Record extracts
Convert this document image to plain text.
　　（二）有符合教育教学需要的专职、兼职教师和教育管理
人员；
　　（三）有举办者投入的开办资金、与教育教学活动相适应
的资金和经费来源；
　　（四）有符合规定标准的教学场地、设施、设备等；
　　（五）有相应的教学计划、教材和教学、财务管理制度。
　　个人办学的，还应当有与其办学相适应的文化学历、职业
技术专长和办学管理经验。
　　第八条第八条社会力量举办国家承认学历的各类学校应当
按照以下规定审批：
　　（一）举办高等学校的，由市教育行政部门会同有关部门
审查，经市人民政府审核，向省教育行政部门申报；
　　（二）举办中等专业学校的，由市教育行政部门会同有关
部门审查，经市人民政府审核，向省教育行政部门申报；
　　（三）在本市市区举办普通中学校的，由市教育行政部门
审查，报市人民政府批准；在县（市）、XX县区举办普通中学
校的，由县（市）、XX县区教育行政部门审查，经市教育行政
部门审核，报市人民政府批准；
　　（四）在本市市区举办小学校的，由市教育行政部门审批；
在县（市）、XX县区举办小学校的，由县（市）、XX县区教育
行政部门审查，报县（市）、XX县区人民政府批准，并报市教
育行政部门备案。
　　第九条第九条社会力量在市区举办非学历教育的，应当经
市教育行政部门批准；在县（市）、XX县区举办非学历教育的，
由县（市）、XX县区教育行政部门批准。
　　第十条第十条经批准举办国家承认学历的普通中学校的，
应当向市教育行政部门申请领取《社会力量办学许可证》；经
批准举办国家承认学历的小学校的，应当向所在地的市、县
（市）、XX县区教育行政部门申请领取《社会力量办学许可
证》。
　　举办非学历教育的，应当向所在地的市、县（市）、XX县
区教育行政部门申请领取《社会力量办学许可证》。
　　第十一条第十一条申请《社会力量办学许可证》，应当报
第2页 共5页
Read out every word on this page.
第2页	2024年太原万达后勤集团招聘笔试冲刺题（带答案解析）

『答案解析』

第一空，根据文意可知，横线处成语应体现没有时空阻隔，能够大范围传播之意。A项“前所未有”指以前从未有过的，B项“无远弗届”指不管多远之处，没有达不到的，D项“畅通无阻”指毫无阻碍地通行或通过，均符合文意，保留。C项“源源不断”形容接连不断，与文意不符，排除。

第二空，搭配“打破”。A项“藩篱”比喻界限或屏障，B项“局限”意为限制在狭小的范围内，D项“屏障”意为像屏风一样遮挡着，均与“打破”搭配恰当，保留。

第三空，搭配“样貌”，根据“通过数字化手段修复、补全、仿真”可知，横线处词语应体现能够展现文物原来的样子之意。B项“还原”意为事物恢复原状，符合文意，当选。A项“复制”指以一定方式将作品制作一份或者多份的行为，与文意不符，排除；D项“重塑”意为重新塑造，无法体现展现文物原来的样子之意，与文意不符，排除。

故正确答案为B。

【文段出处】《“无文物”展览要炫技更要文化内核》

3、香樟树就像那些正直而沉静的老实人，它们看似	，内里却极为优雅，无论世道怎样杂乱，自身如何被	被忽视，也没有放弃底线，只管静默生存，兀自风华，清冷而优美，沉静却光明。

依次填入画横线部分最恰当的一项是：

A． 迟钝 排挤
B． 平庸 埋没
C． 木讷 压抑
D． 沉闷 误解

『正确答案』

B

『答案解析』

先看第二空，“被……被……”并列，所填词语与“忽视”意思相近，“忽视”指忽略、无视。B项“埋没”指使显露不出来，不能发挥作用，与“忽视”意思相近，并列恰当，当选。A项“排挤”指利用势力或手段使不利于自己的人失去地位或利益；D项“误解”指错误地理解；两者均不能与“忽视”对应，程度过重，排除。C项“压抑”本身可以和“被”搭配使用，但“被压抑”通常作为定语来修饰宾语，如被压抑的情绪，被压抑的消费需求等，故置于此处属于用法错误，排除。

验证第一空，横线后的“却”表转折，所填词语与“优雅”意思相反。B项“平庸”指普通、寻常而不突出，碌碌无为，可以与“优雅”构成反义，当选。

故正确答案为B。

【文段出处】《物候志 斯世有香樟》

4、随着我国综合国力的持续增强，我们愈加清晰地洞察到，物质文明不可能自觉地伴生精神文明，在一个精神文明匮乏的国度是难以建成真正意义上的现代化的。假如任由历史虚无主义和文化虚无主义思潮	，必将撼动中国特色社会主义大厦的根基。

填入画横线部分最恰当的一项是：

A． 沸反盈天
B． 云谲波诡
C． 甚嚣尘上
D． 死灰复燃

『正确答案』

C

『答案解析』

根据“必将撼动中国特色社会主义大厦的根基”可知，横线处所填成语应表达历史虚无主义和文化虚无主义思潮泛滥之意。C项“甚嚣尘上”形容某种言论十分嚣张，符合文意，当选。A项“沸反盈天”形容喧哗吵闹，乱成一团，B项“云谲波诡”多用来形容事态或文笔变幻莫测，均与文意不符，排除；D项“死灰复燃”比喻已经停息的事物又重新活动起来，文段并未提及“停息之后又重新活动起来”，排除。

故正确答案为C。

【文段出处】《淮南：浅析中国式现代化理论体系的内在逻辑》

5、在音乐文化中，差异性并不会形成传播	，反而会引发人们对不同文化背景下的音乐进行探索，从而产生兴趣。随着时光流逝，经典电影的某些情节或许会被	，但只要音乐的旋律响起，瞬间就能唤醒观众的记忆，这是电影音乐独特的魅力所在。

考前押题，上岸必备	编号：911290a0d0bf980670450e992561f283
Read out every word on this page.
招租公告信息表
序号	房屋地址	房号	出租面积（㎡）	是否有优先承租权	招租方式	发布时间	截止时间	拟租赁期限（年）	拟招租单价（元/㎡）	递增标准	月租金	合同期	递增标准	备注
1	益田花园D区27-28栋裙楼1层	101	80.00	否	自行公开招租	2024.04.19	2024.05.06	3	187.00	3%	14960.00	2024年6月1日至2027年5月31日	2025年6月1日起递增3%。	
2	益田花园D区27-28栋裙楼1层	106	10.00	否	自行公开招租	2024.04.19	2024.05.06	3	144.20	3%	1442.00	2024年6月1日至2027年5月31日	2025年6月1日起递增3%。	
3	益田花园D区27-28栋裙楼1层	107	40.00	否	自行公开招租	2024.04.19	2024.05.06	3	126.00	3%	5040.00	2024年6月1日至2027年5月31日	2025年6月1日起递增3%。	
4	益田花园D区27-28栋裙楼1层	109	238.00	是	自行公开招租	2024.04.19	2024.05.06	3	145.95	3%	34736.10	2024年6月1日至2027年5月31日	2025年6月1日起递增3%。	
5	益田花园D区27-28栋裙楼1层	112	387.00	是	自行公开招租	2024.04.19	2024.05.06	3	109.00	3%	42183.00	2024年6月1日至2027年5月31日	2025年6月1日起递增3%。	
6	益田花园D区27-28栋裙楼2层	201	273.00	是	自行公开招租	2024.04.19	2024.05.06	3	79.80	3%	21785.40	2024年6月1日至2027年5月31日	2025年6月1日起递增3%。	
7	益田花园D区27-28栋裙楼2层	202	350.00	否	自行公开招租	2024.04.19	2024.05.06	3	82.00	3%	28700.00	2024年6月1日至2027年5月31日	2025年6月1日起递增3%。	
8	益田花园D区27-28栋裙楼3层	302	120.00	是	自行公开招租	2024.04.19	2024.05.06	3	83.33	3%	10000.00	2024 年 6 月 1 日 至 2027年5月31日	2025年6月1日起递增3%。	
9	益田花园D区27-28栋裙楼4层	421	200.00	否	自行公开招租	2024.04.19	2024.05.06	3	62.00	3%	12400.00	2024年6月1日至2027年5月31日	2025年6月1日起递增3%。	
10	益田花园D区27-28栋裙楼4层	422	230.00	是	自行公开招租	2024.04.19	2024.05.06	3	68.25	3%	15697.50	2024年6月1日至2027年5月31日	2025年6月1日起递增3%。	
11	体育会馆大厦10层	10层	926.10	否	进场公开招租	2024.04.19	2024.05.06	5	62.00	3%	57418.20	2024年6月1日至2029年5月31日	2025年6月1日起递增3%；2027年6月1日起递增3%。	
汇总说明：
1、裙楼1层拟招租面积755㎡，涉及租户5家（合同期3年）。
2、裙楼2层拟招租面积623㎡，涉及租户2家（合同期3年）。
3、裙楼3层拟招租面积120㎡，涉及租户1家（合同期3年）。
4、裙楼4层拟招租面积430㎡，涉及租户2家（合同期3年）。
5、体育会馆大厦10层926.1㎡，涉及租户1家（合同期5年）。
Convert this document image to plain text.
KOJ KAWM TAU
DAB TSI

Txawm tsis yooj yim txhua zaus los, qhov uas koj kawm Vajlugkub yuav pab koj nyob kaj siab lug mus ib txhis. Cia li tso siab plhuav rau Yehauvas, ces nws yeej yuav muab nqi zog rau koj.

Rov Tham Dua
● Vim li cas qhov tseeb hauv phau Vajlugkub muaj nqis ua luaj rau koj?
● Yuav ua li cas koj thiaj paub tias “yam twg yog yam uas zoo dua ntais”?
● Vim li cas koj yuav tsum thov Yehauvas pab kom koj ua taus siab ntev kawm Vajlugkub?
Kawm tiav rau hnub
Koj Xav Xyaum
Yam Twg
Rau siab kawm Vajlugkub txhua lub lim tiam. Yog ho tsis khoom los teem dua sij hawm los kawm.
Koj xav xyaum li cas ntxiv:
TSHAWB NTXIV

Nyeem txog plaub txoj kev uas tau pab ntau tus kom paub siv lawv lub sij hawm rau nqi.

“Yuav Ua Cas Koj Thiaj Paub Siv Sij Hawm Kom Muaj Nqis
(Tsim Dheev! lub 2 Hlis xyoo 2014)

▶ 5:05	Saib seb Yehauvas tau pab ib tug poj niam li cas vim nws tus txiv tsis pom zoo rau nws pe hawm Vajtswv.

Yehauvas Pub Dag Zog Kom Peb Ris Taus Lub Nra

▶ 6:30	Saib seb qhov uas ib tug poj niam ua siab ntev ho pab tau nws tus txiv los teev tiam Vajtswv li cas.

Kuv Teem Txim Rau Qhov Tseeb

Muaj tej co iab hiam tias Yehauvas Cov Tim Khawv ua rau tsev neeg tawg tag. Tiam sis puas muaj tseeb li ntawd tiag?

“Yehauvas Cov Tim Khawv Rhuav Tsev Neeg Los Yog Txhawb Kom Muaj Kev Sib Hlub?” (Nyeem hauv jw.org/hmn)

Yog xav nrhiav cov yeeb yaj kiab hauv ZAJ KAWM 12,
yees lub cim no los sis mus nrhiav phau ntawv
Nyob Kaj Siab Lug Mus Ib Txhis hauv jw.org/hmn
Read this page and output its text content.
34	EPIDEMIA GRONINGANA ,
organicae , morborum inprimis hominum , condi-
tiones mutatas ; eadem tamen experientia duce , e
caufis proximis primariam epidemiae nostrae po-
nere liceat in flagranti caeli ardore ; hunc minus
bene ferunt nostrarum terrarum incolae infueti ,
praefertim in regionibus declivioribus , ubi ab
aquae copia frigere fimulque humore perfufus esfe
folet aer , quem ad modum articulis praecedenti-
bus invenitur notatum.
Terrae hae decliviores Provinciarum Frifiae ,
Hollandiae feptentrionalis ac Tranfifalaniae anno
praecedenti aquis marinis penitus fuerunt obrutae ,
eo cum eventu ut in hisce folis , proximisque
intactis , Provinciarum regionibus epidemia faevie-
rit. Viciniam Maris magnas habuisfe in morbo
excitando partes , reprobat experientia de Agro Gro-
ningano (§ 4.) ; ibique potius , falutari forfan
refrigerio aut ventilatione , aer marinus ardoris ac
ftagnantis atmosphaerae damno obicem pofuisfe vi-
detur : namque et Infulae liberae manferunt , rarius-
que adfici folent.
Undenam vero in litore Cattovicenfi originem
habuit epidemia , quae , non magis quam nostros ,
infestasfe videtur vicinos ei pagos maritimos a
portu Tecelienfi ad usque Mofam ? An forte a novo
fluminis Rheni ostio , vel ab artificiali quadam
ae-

Exercise
Only the lines from the one containing "Read this page and output its text content." to the end of the data should be printed, exactly as they stand.

In response
Read this page and output its text content.
34	EPIDEMIA GRONINGANA ,
organicae , morborum inprimis hominum , condi-
tiones mutatas ; eadem tamen experientia duce , e
caufis proximis primariam epidemiae nostrae po-
nere liceat in flagranti caeli ardore ; hunc minus
bene ferunt nostrarum terrarum incolae infueti ,
praefertim in regionibus declivioribus , ubi ab
aquae copia frigere fimulque humore perfufus esfe
folet aer , quem ad modum articulis praecedenti-
bus invenitur notatum.
Terrae hae decliviores Provinciarum Frifiae ,
Hollandiae feptentrionalis ac Tranfifalaniae anno
praecedenti aquis marinis penitus fuerunt obrutae ,
eo cum eventu ut in hisce folis , proximisque
intactis , Provinciarum regionibus epidemia faevie-
rit. Viciniam Maris magnas habuisfe in morbo
excitando partes , reprobat experientia de Agro Gro-
ningano (§ 4.) ; ibique potius , falutari forfan
refrigerio aut ventilatione , aer marinus ardoris ac
ftagnantis atmosphaerae damno obicem pofuisfe vi-
detur : namque et Infulae liberae manferunt , rarius-
que adfici folent.
Undenam vero in litore Cattovicenfi originem
habuit epidemia , quae , non magis quam nostros ,
infestasfe videtur vicinos ei pagos maritimos a
portu Tecelienfi ad usque Mofam ? An forte a novo
fluminis Rheni ostio , vel ab artificiali quadam
ae-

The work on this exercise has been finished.